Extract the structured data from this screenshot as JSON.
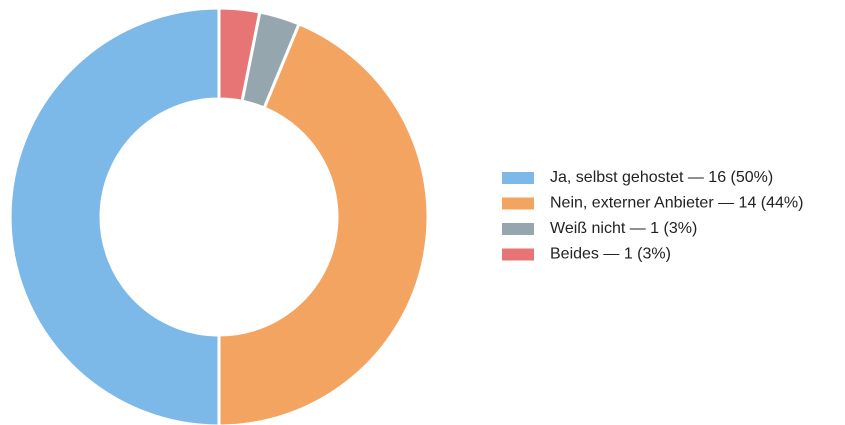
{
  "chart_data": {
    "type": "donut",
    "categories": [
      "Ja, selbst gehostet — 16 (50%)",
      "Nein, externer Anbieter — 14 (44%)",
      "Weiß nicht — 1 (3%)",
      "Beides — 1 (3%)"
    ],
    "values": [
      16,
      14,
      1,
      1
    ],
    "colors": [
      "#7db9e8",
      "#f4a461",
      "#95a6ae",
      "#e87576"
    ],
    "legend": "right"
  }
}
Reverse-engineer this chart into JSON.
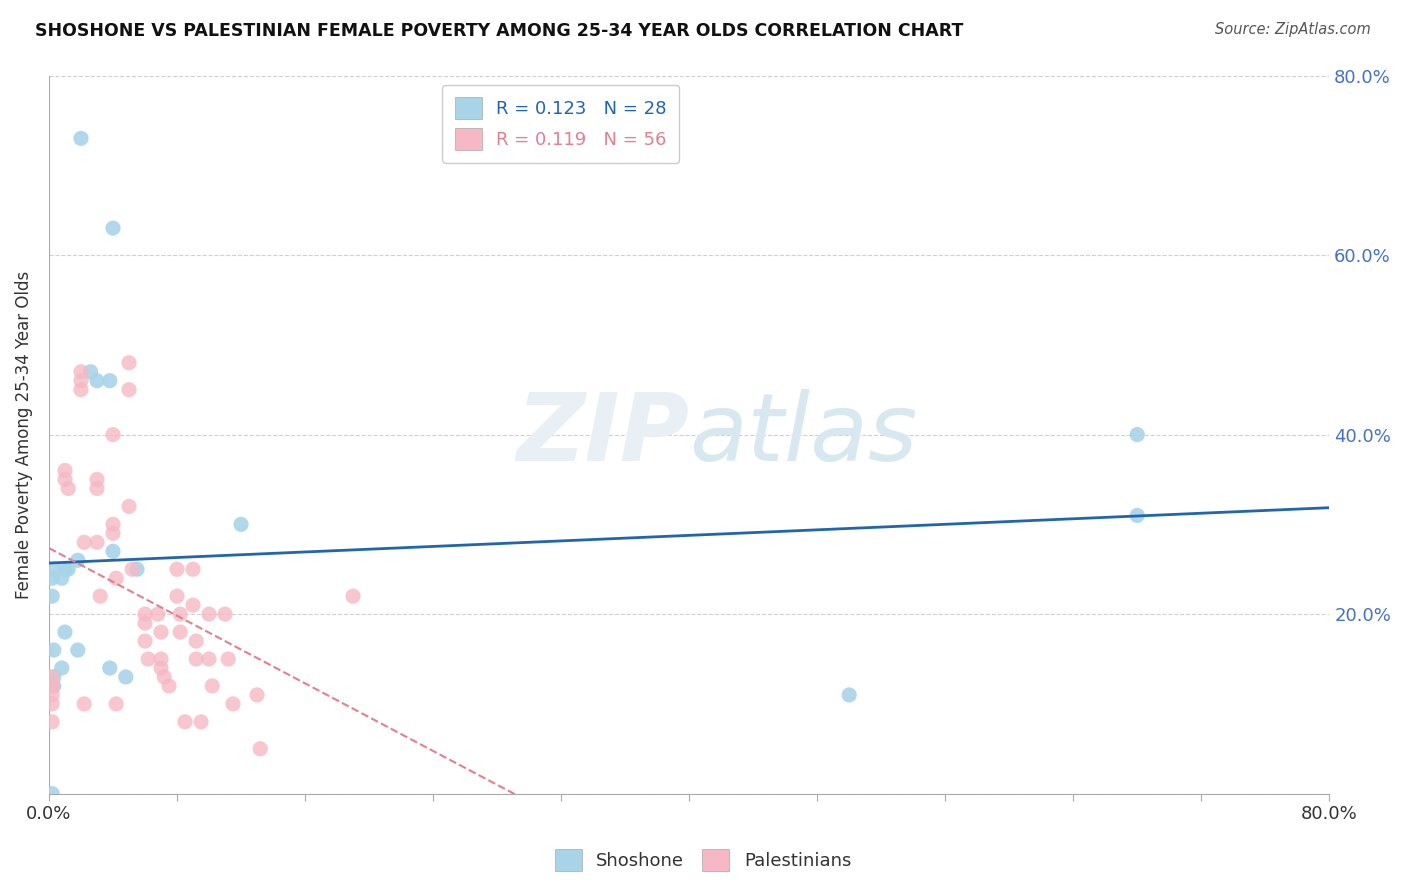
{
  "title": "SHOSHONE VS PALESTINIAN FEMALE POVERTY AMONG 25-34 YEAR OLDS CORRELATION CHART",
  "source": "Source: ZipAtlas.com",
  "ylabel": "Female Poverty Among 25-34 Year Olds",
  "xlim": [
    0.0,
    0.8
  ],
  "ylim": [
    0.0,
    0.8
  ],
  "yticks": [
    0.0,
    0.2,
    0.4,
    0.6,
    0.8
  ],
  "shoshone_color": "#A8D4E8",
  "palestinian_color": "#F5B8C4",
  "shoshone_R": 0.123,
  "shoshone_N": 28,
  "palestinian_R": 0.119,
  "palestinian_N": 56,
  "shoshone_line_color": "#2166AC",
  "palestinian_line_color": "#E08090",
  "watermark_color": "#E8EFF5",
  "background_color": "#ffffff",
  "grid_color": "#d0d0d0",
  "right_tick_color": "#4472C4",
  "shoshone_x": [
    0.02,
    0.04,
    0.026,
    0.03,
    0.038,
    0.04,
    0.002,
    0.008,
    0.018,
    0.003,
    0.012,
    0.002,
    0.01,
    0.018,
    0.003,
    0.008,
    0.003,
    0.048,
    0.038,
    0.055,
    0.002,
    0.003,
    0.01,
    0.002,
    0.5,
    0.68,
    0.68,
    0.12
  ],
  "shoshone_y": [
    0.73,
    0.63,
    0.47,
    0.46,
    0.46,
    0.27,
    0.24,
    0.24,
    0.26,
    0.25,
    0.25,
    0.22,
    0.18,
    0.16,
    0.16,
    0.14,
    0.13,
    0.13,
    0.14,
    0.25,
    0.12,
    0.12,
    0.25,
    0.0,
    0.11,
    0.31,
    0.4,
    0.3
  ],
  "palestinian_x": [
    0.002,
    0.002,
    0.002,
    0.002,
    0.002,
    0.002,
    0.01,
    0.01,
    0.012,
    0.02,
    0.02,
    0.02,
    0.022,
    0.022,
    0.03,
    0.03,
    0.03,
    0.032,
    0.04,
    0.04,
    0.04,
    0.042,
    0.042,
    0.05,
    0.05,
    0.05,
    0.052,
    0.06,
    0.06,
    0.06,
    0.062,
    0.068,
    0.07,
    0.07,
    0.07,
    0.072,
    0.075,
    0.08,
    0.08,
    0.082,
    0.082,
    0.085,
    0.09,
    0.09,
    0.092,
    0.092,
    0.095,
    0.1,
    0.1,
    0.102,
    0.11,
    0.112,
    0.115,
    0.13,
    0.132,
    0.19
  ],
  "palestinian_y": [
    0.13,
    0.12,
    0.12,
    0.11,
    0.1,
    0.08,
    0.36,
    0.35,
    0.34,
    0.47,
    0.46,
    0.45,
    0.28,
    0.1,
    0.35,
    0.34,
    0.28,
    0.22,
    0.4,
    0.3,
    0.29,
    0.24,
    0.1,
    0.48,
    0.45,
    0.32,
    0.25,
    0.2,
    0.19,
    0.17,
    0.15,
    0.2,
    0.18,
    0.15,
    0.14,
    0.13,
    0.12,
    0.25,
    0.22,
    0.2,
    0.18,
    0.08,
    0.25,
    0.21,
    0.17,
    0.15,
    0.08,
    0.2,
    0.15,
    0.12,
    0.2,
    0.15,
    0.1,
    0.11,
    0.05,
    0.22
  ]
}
= = = = =
• **PROBLEM STATEMENT**
Quote the records above in full, dropping each picture.

• **TASK RESULT**
Extract the structured data from this screenshot as JSON.
{
  "chart_data": {
    "type": "donut",
    "categories": [
      "Ja, selbst gehostet — 16 (50%)",
      "Nein, externer Anbieter — 14 (44%)",
      "Weiß nicht — 1 (3%)",
      "Beides — 1 (3%)"
    ],
    "values": [
      16,
      14,
      1,
      1
    ],
    "colors": [
      "#7db9e8",
      "#f4a461",
      "#95a6ae",
      "#e87576"
    ],
    "legend": "right"
  }
}
Reverse-engineer this chart into JSON.
{
  "title": "SHOSHONE VS PALESTINIAN FEMALE POVERTY AMONG 25-34 YEAR OLDS CORRELATION CHART",
  "source": "Source: ZipAtlas.com",
  "ylabel": "Female Poverty Among 25-34 Year Olds",
  "xlim": [
    0.0,
    0.8
  ],
  "ylim": [
    0.0,
    0.8
  ],
  "yticks": [
    0.0,
    0.2,
    0.4,
    0.6,
    0.8
  ],
  "shoshone_color": "#A8D4E8",
  "palestinian_color": "#F5B8C4",
  "shoshone_R": 0.123,
  "shoshone_N": 28,
  "palestinian_R": 0.119,
  "palestinian_N": 56,
  "shoshone_line_color": "#2166AC",
  "palestinian_line_color": "#E08090",
  "watermark_color": "#E8EFF5",
  "background_color": "#ffffff",
  "grid_color": "#d0d0d0",
  "right_tick_color": "#4472C4",
  "shoshone_x": [
    0.02,
    0.04,
    0.026,
    0.03,
    0.038,
    0.04,
    0.002,
    0.008,
    0.018,
    0.003,
    0.012,
    0.002,
    0.01,
    0.018,
    0.003,
    0.008,
    0.003,
    0.048,
    0.038,
    0.055,
    0.002,
    0.003,
    0.01,
    0.002,
    0.5,
    0.68,
    0.68,
    0.12
  ],
  "shoshone_y": [
    0.73,
    0.63,
    0.47,
    0.46,
    0.46,
    0.27,
    0.24,
    0.24,
    0.26,
    0.25,
    0.25,
    0.22,
    0.18,
    0.16,
    0.16,
    0.14,
    0.13,
    0.13,
    0.14,
    0.25,
    0.12,
    0.12,
    0.25,
    0.0,
    0.11,
    0.31,
    0.4,
    0.3
  ],
  "palestinian_x": [
    0.002,
    0.002,
    0.002,
    0.002,
    0.002,
    0.002,
    0.01,
    0.01,
    0.012,
    0.02,
    0.02,
    0.02,
    0.022,
    0.022,
    0.03,
    0.03,
    0.03,
    0.032,
    0.04,
    0.04,
    0.04,
    0.042,
    0.042,
    0.05,
    0.05,
    0.05,
    0.052,
    0.06,
    0.06,
    0.06,
    0.062,
    0.068,
    0.07,
    0.07,
    0.07,
    0.072,
    0.075,
    0.08,
    0.08,
    0.082,
    0.082,
    0.085,
    0.09,
    0.09,
    0.092,
    0.092,
    0.095,
    0.1,
    0.1,
    0.102,
    0.11,
    0.112,
    0.115,
    0.13,
    0.132,
    0.19
  ],
  "palestinian_y": [
    0.13,
    0.12,
    0.12,
    0.11,
    0.1,
    0.08,
    0.36,
    0.35,
    0.34,
    0.47,
    0.46,
    0.45,
    0.28,
    0.1,
    0.35,
    0.34,
    0.28,
    0.22,
    0.4,
    0.3,
    0.29,
    0.24,
    0.1,
    0.48,
    0.45,
    0.32,
    0.25,
    0.2,
    0.19,
    0.17,
    0.15,
    0.2,
    0.18,
    0.15,
    0.14,
    0.13,
    0.12,
    0.25,
    0.22,
    0.2,
    0.18,
    0.08,
    0.25,
    0.21,
    0.17,
    0.15,
    0.08,
    0.2,
    0.15,
    0.12,
    0.2,
    0.15,
    0.1,
    0.11,
    0.05,
    0.22
  ]
}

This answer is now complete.